**Problem details**
Copy every line of the material below without changes, and leave out the pictures.

**Supplied records**

-- start --

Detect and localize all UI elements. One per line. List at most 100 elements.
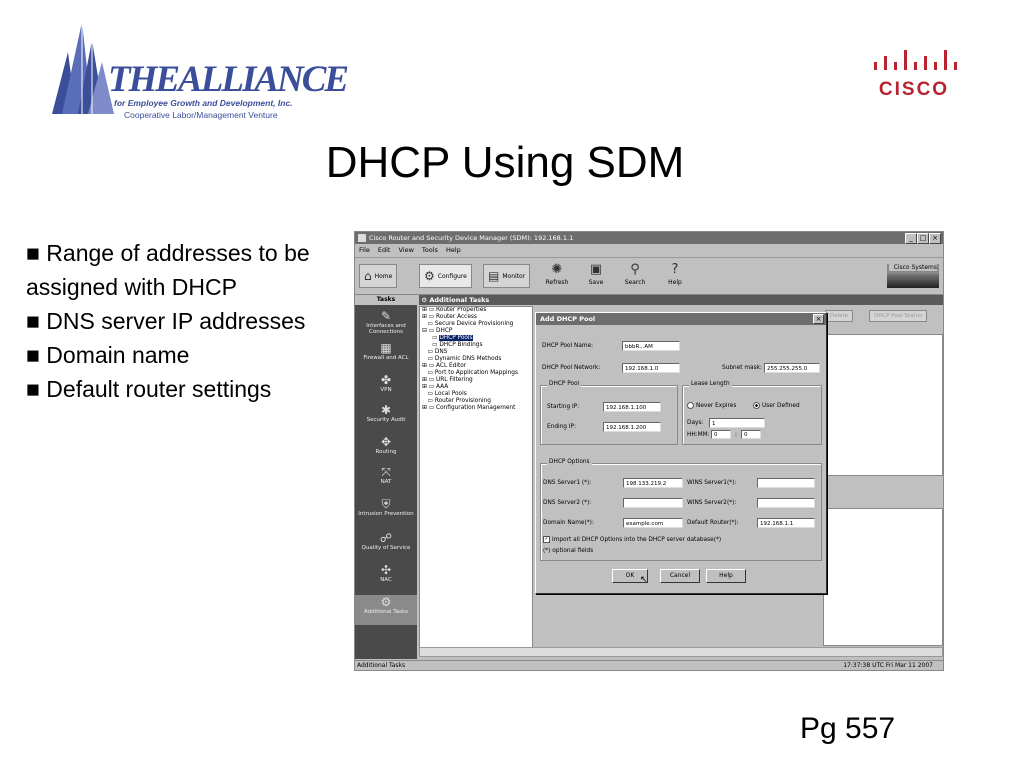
nat-icon: ⤧	[381, 465, 391, 479]
additional-tasks-header: ⚙ Additional Tasks	[419, 295, 943, 305]
monitor-icon: ▤	[488, 268, 500, 283]
radio-icon	[687, 402, 694, 409]
tree-item-secure-device-provisioning[interactable]: ▭ Secure Device Provisioning	[420, 321, 532, 328]
task-nac[interactable]: ✣ NAC	[355, 563, 417, 583]
search-button[interactable]: ⚲ Search	[623, 262, 647, 290]
minimize-button[interactable]: _	[905, 233, 917, 244]
task-vpn[interactable]: ✤ VPN	[355, 373, 417, 393]
checkbox-checked-icon: ✓	[543, 536, 550, 543]
tree-item-url-filtering[interactable]: ⊞ ▭ URL Filtering	[420, 377, 532, 384]
dhcp-pool-status-button[interactable]: DHCP Pool Status	[869, 310, 927, 322]
bullet-item: ■ DNS server IP addresses	[26, 308, 306, 334]
default-router-field[interactable]: 192.168.1.1	[757, 518, 815, 528]
task-qos[interactable]: ☍ Quality of Service	[355, 531, 417, 551]
tree-item-acl-editor[interactable]: ⊞ ▭ ACL Editor	[420, 363, 532, 370]
status-time: 17:37:38 UTC Fri Mar 11 2007	[843, 662, 933, 669]
task-security-audit[interactable]: ✱ Security Audit	[355, 403, 417, 423]
close-button[interactable]: ×	[929, 233, 941, 244]
cancel-button[interactable]: Cancel	[660, 569, 700, 583]
pool-details	[823, 508, 943, 646]
dns2-label: DNS Server2 (*):	[543, 500, 592, 506]
tree-item-dns[interactable]: ▭ DNS	[420, 349, 532, 356]
maximize-button[interactable]: □	[917, 233, 929, 244]
tree-item-configuration-management[interactable]: ⊞ ▭ Configuration Management	[420, 405, 532, 412]
days-field[interactable]: 1	[709, 418, 765, 428]
dns2-field[interactable]	[623, 498, 683, 508]
task-intrusion-prevention[interactable]: ⛨ Intrusion Prevention	[355, 497, 417, 517]
help-button[interactable]: ? Help	[665, 262, 685, 290]
pool-network-label: DHCP Pool Network:	[542, 365, 601, 371]
tree-item-router-provisioning[interactable]: ▭ Router Provisioning	[420, 398, 532, 405]
wins2-label: WINS Server2(*):	[687, 500, 737, 506]
save-button[interactable]: ▣ Save	[585, 262, 607, 290]
tree-item-router-properties[interactable]: ⊞ ▭ Router Properties	[420, 307, 532, 314]
minutes-field[interactable]: 0	[741, 430, 761, 439]
dns1-field[interactable]: 198.133.219.2	[623, 478, 683, 488]
starting-ip-label: Starting IP:	[547, 404, 580, 410]
pool-name-field[interactable]: bbbR...AM	[622, 341, 680, 351]
task-nat[interactable]: ⤧ NAT	[355, 465, 417, 485]
refresh-icon: ✺	[551, 262, 563, 277]
menu-view[interactable]: View	[394, 244, 417, 257]
domain-name-label: Domain Name(*):	[543, 520, 594, 526]
dhcp-options-group: DHCP Options DNS Server1 (*): 198.133.21…	[540, 459, 822, 561]
bullet-item: ■ Default router settings	[26, 376, 272, 402]
task-interfaces[interactable]: ✎ Interfaces and Connections	[355, 309, 417, 335]
wins1-field[interactable]	[757, 478, 815, 488]
security-audit-icon: ✱	[380, 403, 392, 417]
never-expires-radio[interactable]: Never Expires	[687, 402, 736, 409]
menu-help[interactable]: Help	[442, 244, 465, 257]
bullet-item: ■ Domain name	[26, 342, 190, 368]
hours-field[interactable]: 0	[711, 430, 731, 439]
tree-item-local-pools[interactable]: ▭ Local Pools	[420, 391, 532, 398]
days-label: Days:	[687, 420, 704, 426]
menu-bar: File Edit View Tools Help	[355, 244, 943, 258]
task-routing[interactable]: ✥ Routing	[355, 435, 417, 455]
ending-ip-field[interactable]: 192.168.1.200	[603, 422, 661, 432]
monitor-button[interactable]: ▤ Monitor	[483, 264, 531, 288]
routing-icon: ✥	[380, 435, 392, 449]
mouse-cursor-icon: ↖	[640, 575, 648, 585]
delete-button[interactable]: Delete	[825, 310, 854, 322]
home-icon: ⌂	[364, 268, 372, 283]
user-defined-radio[interactable]: User Defined	[753, 402, 800, 409]
domain-name-field[interactable]: example.com	[623, 518, 683, 528]
interfaces-icon: ✎	[380, 309, 392, 323]
tree-item-dynamic-dns[interactable]: ▭ Dynamic DNS Methods	[420, 356, 532, 363]
subnet-mask-field[interactable]: 255.255.255.0	[764, 363, 820, 373]
tree-item-port-mappings[interactable]: ▭ Port to Application Mappings	[420, 370, 532, 377]
radio-selected-icon	[753, 402, 760, 409]
toolbar: ⌂ Home ⚙ Configure ▤ Monitor ✺ Refresh ▣ Save…	[355, 258, 943, 295]
pool-name-label: DHCP Pool Name:	[542, 343, 594, 349]
tree-item-dhcp-bindings[interactable]: ▭ DHCP Bindings	[420, 342, 532, 349]
alliance-name: THEALLIANCE	[108, 59, 349, 100]
starting-ip-field[interactable]: 192.168.1.100	[603, 402, 661, 412]
dialog-close-button[interactable]: ×	[813, 314, 824, 324]
horizontal-scrollbar[interactable]	[419, 647, 943, 657]
task-additional[interactable]: ⚙ Additional Tasks	[355, 595, 417, 625]
menu-tools[interactable]: Tools	[418, 244, 442, 257]
status-bar: Additional Tasks 17:37:38 UTC Fri Mar 11…	[355, 660, 943, 670]
pool-network-field[interactable]: 192.168.1.0	[622, 363, 680, 373]
cisco-bars-icon	[874, 50, 957, 70]
menu-file[interactable]: File	[355, 244, 374, 257]
tree-item-router-access[interactable]: ⊞ ▭ Router Access	[420, 314, 532, 321]
wins2-field[interactable]	[757, 498, 815, 508]
additional-tasks-icon: ⚙	[419, 296, 430, 304]
refresh-button[interactable]: ✺ Refresh	[545, 262, 569, 290]
import-options-checkbox[interactable]: ✓ Import all DHCP Options into the DHCP s…	[543, 536, 721, 543]
menu-edit[interactable]: Edit	[374, 244, 395, 257]
tree-item-aaa[interactable]: ⊞ ▭ AAA	[420, 384, 532, 391]
task-firewall[interactable]: ▦ Firewall and ACL	[355, 341, 417, 361]
firewall-icon: ▦	[380, 341, 392, 355]
intrusion-prevention-icon: ⛨	[381, 497, 391, 511]
configure-button[interactable]: ⚙ Configure	[419, 264, 472, 288]
tree-item-dhcp[interactable]: ⊟ ▭ DHCP	[420, 328, 532, 335]
help-dialog-button[interactable]: Help	[706, 569, 746, 583]
vpn-icon: ✤	[380, 373, 392, 387]
dialog-title: Add DHCP Pool	[540, 315, 596, 323]
tree-item-dhcp-pools[interactable]: ▭ DHCP Pools	[420, 335, 532, 342]
configure-icon: ⚙	[424, 268, 435, 283]
home-button[interactable]: ⌂ Home	[359, 264, 398, 288]
slide-title: DHCP Using SDM	[325, 138, 685, 187]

-- end --

**Exercise result**
Detect and localize all UI elements. One per line. List at most 100 elements.
nat-icon: ⤧	[381, 465, 391, 479]
additional-tasks-header: ⚙ Additional Tasks	[419, 295, 943, 305]
monitor-icon: ▤	[488, 268, 500, 283]
radio-icon	[687, 402, 694, 409]
tree-item-secure-device-provisioning[interactable]: ▭ Secure Device Provisioning	[420, 321, 532, 328]
task-nac[interactable]: ✣ NAC	[355, 563, 417, 583]
search-button[interactable]: ⚲ Search	[623, 262, 647, 290]
minimize-button[interactable]: _	[905, 233, 917, 244]
task-vpn[interactable]: ✤ VPN	[355, 373, 417, 393]
checkbox-checked-icon: ✓	[543, 536, 550, 543]
tree-item-url-filtering[interactable]: ⊞ ▭ URL Filtering	[420, 377, 532, 384]
dhcp-pool-status-button[interactable]: DHCP Pool Status	[869, 310, 927, 322]
bullet-item: ■ DNS server IP addresses	[26, 308, 306, 334]
default-router-field[interactable]: 192.168.1.1	[757, 518, 815, 528]
task-qos[interactable]: ☍ Quality of Service	[355, 531, 417, 551]
tree-item-acl-editor[interactable]: ⊞ ▭ ACL Editor	[420, 363, 532, 370]
status-time: 17:37:38 UTC Fri Mar 11 2007	[843, 662, 933, 669]
task-security-audit[interactable]: ✱ Security Audit	[355, 403, 417, 423]
close-button[interactable]: ×	[929, 233, 941, 244]
cancel-button[interactable]: Cancel	[660, 569, 700, 583]
pool-details	[823, 508, 943, 646]
dns2-label: DNS Server2 (*):	[543, 500, 592, 506]
tree-item-dns[interactable]: ▭ DNS	[420, 349, 532, 356]
maximize-button[interactable]: □	[917, 233, 929, 244]
tree-item-configuration-management[interactable]: ⊞ ▭ Configuration Management	[420, 405, 532, 412]
days-field[interactable]: 1	[709, 418, 765, 428]
dns2-field[interactable]	[623, 498, 683, 508]
task-intrusion-prevention[interactable]: ⛨ Intrusion Prevention	[355, 497, 417, 517]
help-button[interactable]: ? Help	[665, 262, 685, 290]
pool-network-label: DHCP Pool Network:	[542, 365, 601, 371]
tree-item-router-provisioning[interactable]: ▭ Router Provisioning	[420, 398, 532, 405]
wins2-label: WINS Server2(*):	[687, 500, 737, 506]
save-button[interactable]: ▣ Save	[585, 262, 607, 290]
tree-item-router-properties[interactable]: ⊞ ▭ Router Properties	[420, 307, 532, 314]
minutes-field[interactable]: 0	[741, 430, 761, 439]
dns1-field[interactable]: 198.133.219.2	[623, 478, 683, 488]
starting-ip-label: Starting IP:	[547, 404, 580, 410]
pool-name-field[interactable]: bbbR...AM	[622, 341, 680, 351]
task-nat[interactable]: ⤧ NAT	[355, 465, 417, 485]
refresh-icon: ✺	[551, 262, 563, 277]
menu-view[interactable]: View	[394, 244, 417, 257]
domain-name-label: Domain Name(*):	[543, 520, 594, 526]
dhcp-options-group: DHCP Options DNS Server1 (*): 198.133.21…	[540, 459, 822, 561]
bullet-item: ■ Default router settings	[26, 376, 272, 402]
task-interfaces[interactable]: ✎ Interfaces and Connections	[355, 309, 417, 335]
wins1-field[interactable]	[757, 478, 815, 488]
security-audit-icon: ✱	[380, 403, 392, 417]
never-expires-radio[interactable]: Never Expires	[687, 402, 736, 409]
menu-help[interactable]: Help	[442, 244, 465, 257]
bullet-item: ■ Domain name	[26, 342, 190, 368]
hours-field[interactable]: 0	[711, 430, 731, 439]
tree-item-local-pools[interactable]: ▭ Local Pools	[420, 391, 532, 398]
days-label: Days:	[687, 420, 704, 426]
menu-bar: File Edit View Tools Help	[355, 244, 943, 258]
task-routing[interactable]: ✥ Routing	[355, 435, 417, 455]
ending-ip-field[interactable]: 192.168.1.200	[603, 422, 661, 432]
monitor-button[interactable]: ▤ Monitor	[483, 264, 531, 288]
routing-icon: ✥	[380, 435, 392, 449]
mouse-cursor-icon: ↖	[640, 575, 648, 585]
delete-button[interactable]: Delete	[825, 310, 854, 322]
home-icon: ⌂	[364, 268, 372, 283]
user-defined-radio[interactable]: User Defined	[753, 402, 800, 409]
domain-name-field[interactable]: example.com	[623, 518, 683, 528]
interfaces-icon: ✎	[380, 309, 392, 323]
tree-item-dynamic-dns[interactable]: ▭ Dynamic DNS Methods	[420, 356, 532, 363]
subnet-mask-field[interactable]: 255.255.255.0	[764, 363, 820, 373]
tree-item-port-mappings[interactable]: ▭ Port to Application Mappings	[420, 370, 532, 377]
radio-selected-icon	[753, 402, 760, 409]
toolbar: ⌂ Home ⚙ Configure ▤ Monitor ✺ Refresh ▣ Save…	[355, 258, 943, 295]
pool-name-label: DHCP Pool Name:	[542, 343, 594, 349]
tree-item-dhcp-bindings[interactable]: ▭ DHCP Bindings	[420, 342, 532, 349]
alliance-name: THEALLIANCE	[108, 59, 349, 100]
starting-ip-field[interactable]: 192.168.1.100	[603, 402, 661, 412]
dialog-close-button[interactable]: ×	[813, 314, 824, 324]
horizontal-scrollbar[interactable]	[419, 647, 943, 657]
task-additional[interactable]: ⚙ Additional Tasks	[355, 595, 417, 625]
menu-tools[interactable]: Tools	[418, 244, 442, 257]
status-bar: Additional Tasks 17:37:38 UTC Fri Mar 11…	[355, 660, 943, 670]
pool-network-field[interactable]: 192.168.1.0	[622, 363, 680, 373]
cisco-bars-icon	[874, 50, 957, 70]
menu-file[interactable]: File	[355, 244, 374, 257]
tree-item-router-access[interactable]: ⊞ ▭ Router Access	[420, 314, 532, 321]
wins2-field[interactable]	[757, 498, 815, 508]
additional-tasks-icon: ⚙	[419, 296, 430, 304]
refresh-button[interactable]: ✺ Refresh	[545, 262, 569, 290]
import-options-checkbox[interactable]: ✓ Import all DHCP Options into the DHCP s…	[543, 536, 721, 543]
menu-edit[interactable]: Edit	[374, 244, 395, 257]
tree-item-aaa[interactable]: ⊞ ▭ AAA	[420, 384, 532, 391]
task-firewall[interactable]: ▦ Firewall and ACL	[355, 341, 417, 361]
firewall-icon: ▦	[380, 341, 392, 355]
intrusion-prevention-icon: ⛨	[381, 497, 391, 511]
configure-button[interactable]: ⚙ Configure	[419, 264, 472, 288]
tree-item-dhcp[interactable]: ⊟ ▭ DHCP	[420, 328, 532, 335]
help-dialog-button[interactable]: Help	[706, 569, 746, 583]
vpn-icon: ✤	[380, 373, 392, 387]
dialog-title: Add DHCP Pool	[540, 315, 596, 323]
tree-item-dhcp-pools[interactable]: ▭ DHCP Pools	[420, 335, 532, 342]
configure-icon: ⚙	[424, 268, 435, 283]
home-button[interactable]: ⌂ Home	[359, 264, 398, 288]
slide-title: DHCP Using SDM	[325, 138, 685, 187]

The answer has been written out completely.